• **DATASET EXTRACT**
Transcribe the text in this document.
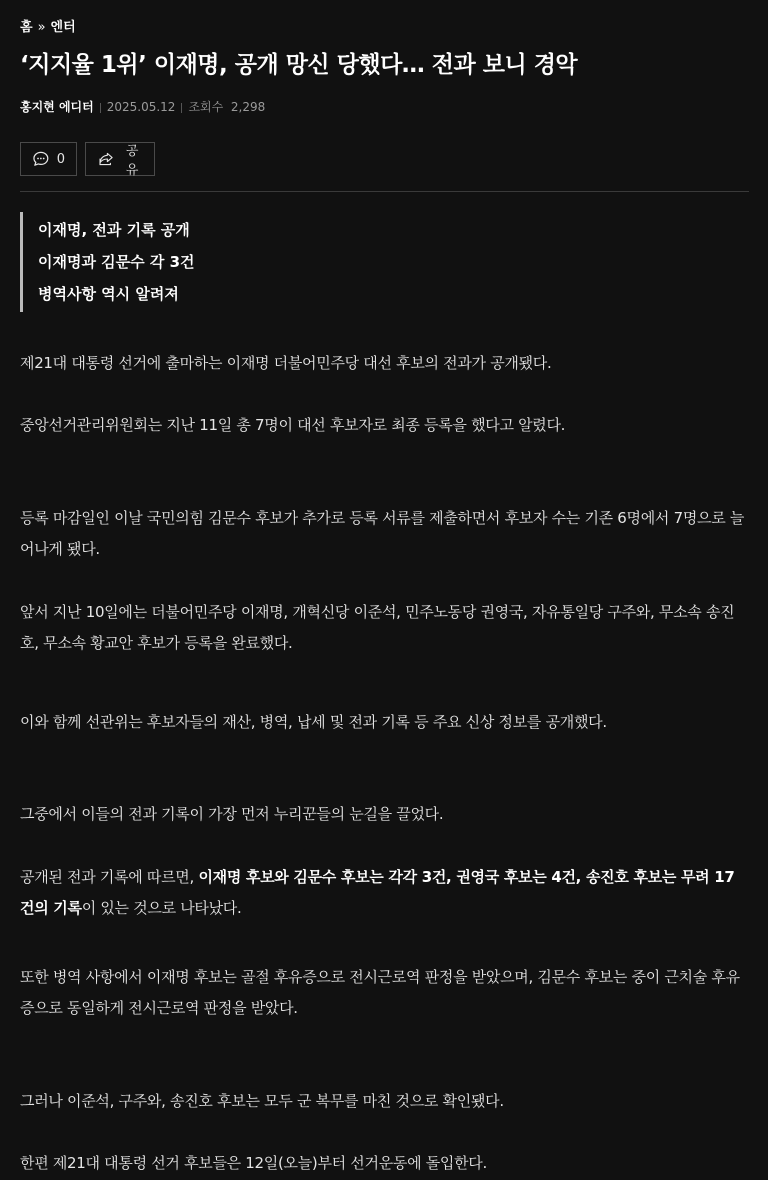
홈 » 엔터
‘지지율 1위’ 이재명, 공개 망신 당했다… 전과 보니 경악
홍지현 에디터 2025.05.12 조회수 2,298
0	공유
이재명, 전과 기록 공개
이재명과 김문수 각 3건
병역사항 역시 알려져

제21대 대통령 선거에 출마하는 이재명 더불어민주당 대선 후보의 전과가 공개됐다.

중앙선거관리위원회는 지난 11일 총 7명이 대선 후보자로 최종 등록을 했다고 알렸다.

등록 마감일인 이날 국민의힘 김문수 후보가 추가로 등록 서류를 제출하면서 후보자 수는 기존 6명에서 7명으로 늘어나게 됐다.

앞서 지난 10일에는 더불어민주당 이재명, 개혁신당 이준석, 민주노동당 권영국, 자유통일당 구주와, 무소속 송진호, 무소속 황교안 후보가 등록을 완료했다.

이와 함께 선관위는 후보자들의 재산, 병역, 납세 및 전과 기록 등 주요 신상 정보를 공개했다.

그중에서 이들의 전과 기록이 가장 먼저 누리꾼들의 눈길을 끌었다.

공개된 전과 기록에 따르면, 이재명 후보와 김문수 후보는 각각 3건, 권영국 후보는 4건, 송진호 후보는 무려 17건의 기록이 있는 것으로 나타났다.

또한 병역 사항에서 이재명 후보는 골절 후유증으로 전시근로역 판정을 받았으며, 김문수 후보는 중이 근치술 후유증으로 동일하게 전시근로역 판정을 받았다.

그러나 이준석, 구주와, 송진호 후보는 모두 군 복무를 마친 것으로 확인됐다.

한편 제21대 대통령 선거 후보들은 12일(오늘)부터 선거운동에 돌입한다.
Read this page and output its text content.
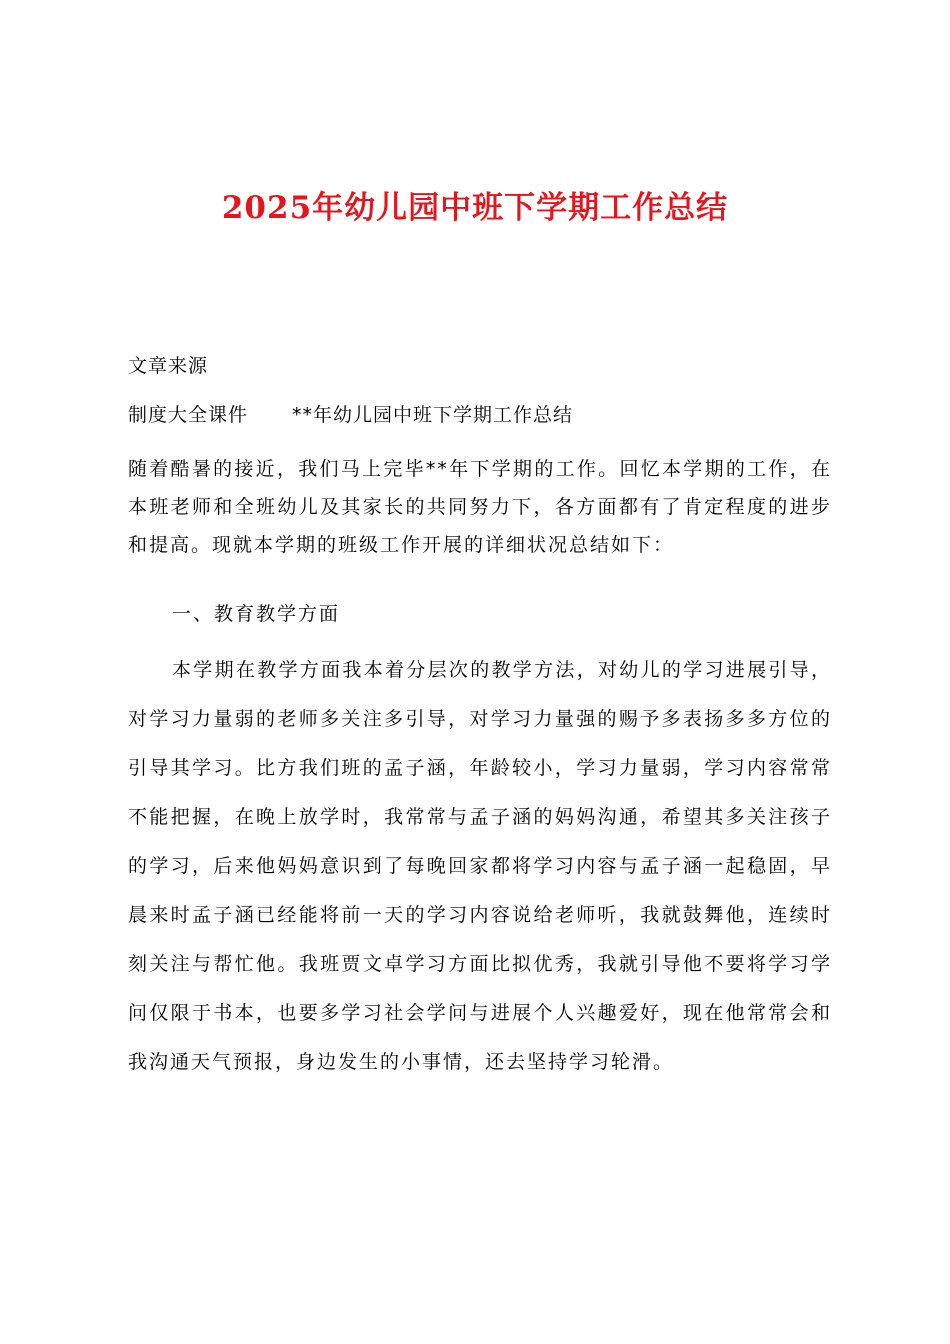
2025年幼儿园中班下学期工作总结
文章来源
制度大全课件 **年幼儿园中班下学期工作总结

随着酷暑的接近，我们马上完毕**年下学期的工作。回忆本学期的工作，在本班老师和全班幼儿及其家长的共同努力下，各方面都有了肯定程度的进步和提高。现就本学期的班级工作开展的详细状况总结如下：

一、教育教学方面

本学期在教学方面我本着分层次的教学方法，对幼儿的学习进展引导，对学习力量弱的老师多关注多引导，对学习力量强的赐予多表扬多多方位的引导其学习。比方我们班的孟子涵，年龄较小，学习力量弱，学习内容常常不能把握，在晚上放学时，我常常与孟子涵的妈妈沟通，希望其多关注孩子的学习，后来他妈妈意识到了每晚回家都将学习内容与孟子涵一起稳固，早晨来时孟子涵已经能将前一天的学习内容说给老师听，我就鼓舞他，连续时刻关注与帮忙他。我班贾文卓学习方面比拟优秀，我就引导他不要将学习学问仅限于书本，也要多学习社会学问与进展个人兴趣爱好，现在他常常会和我沟通天气预报，身边发生的小事情，还去坚持学习轮滑。
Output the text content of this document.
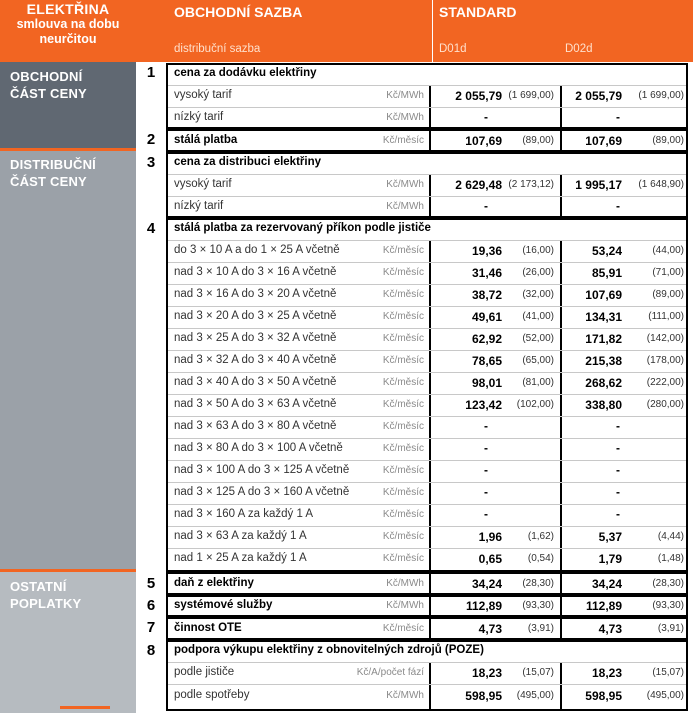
ELEKTŘINA
smlouva na dobu
neurčitou
OBCHODNÍ SAZBA
distribuční sazba
STANDARD
D01d	D02d
OBCHODNÍ
ČÁST CENY
DISTRIBUČNÍ
ČÁST CENY
OSTATNÍ
POPLATKY
1
2
3
4
5
6
7
8
cena za dodávku elektřiny
vysoký tarif	Kč/MWh	2 055,79 (1 699,00)	2 055,79	(1 699,00)
nízký tarif	Kč/MWh	-	-
stálá platba	Kč/měsíc	107,69	(89,00)	107,69	(89,00)
cena za distribuci elektřiny
vysoký tarif	Kč/MWh	2 629,48 (2 173,12)	1 995,17	(1 648,90)
nízký tarif	Kč/MWh	-	-
stálá platba za rezervovaný příkon podle jističe
do 3 × 10 A a do 1 × 25 A včetně	Kč/měsíc	19,36	(16,00)	53,24	(44,00)
nad 3 × 10 A do 3 × 16 A včetně	Kč/měsíc	31,46	(26,00)	85,91	(71,00)
nad 3 × 16 A do 3 × 20 A včetně	Kč/měsíc	38,72	(32,00)	107,69	(89,00)
nad 3 × 20 A do 3 × 25 A včetně	Kč/měsíc	49,61	(41,00)	134,31	(111,00)
nad 3 × 25 A do 3 × 32 A včetně	Kč/měsíc	62,92	(52,00)	171,82	(142,00)
nad 3 × 32 A do 3 × 40 A včetně	Kč/měsíc	78,65	(65,00)	215,38	(178,00)
nad 3 × 40 A do 3 × 50 A včetně	Kč/měsíc	98,01	(81,00)	268,62	(222,00)
nad 3 × 50 A do 3 × 63 A včetně	Kč/měsíc	123,42	(102,00)	338,80	(280,00)
nad 3 × 63 A do 3 × 80 A včetně	Kč/měsíc	-	-
nad 3 × 80 A do 3 × 100 A včetně	Kč/měsíc	-	-
nad 3 × 100 A do 3 × 125 A včetně	Kč/měsíc	-	-
nad 3 × 125 A do 3 × 160 A včetně	Kč/měsíc	-	-
nad 3 × 160 A za každý 1 A	Kč/měsíc	-	-
nad 3 × 63 A za každý 1 A	Kč/měsíc	1,96	(1,62)	5,37	(4,44)
nad 1 × 25 A za každý 1 A	Kč/měsíc	0,65	(0,54)	1,79	(1,48)
daň z elektřiny	Kč/MWh	34,24	(28,30)	34,24	(28,30)
systémové služby	Kč/MWh	112,89	(93,30)	112,89	(93,30)
činnost OTE	Kč/měsíc	4,73	(3,91)	4,73	(3,91)
podpora výkupu elektřiny z obnovitelných zdrojů (POZE)
podle jističe	Kč/A/počet fází	18,23	(15,07)	18,23	(15,07)
podle spotřeby	Kč/MWh	598,95	(495,00)	598,95	(495,00)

• **JOB**
Copy each line above that contains the string "vysoký".

• **IN RESPONSE**
vysoký tarif	Kč/MWh	2 055,79 (1 699,00)	2 055,79	(1 699,00)
vysoký tarif	Kč/MWh	2 629,48 (2 173,12)	1 995,17	(1 648,90)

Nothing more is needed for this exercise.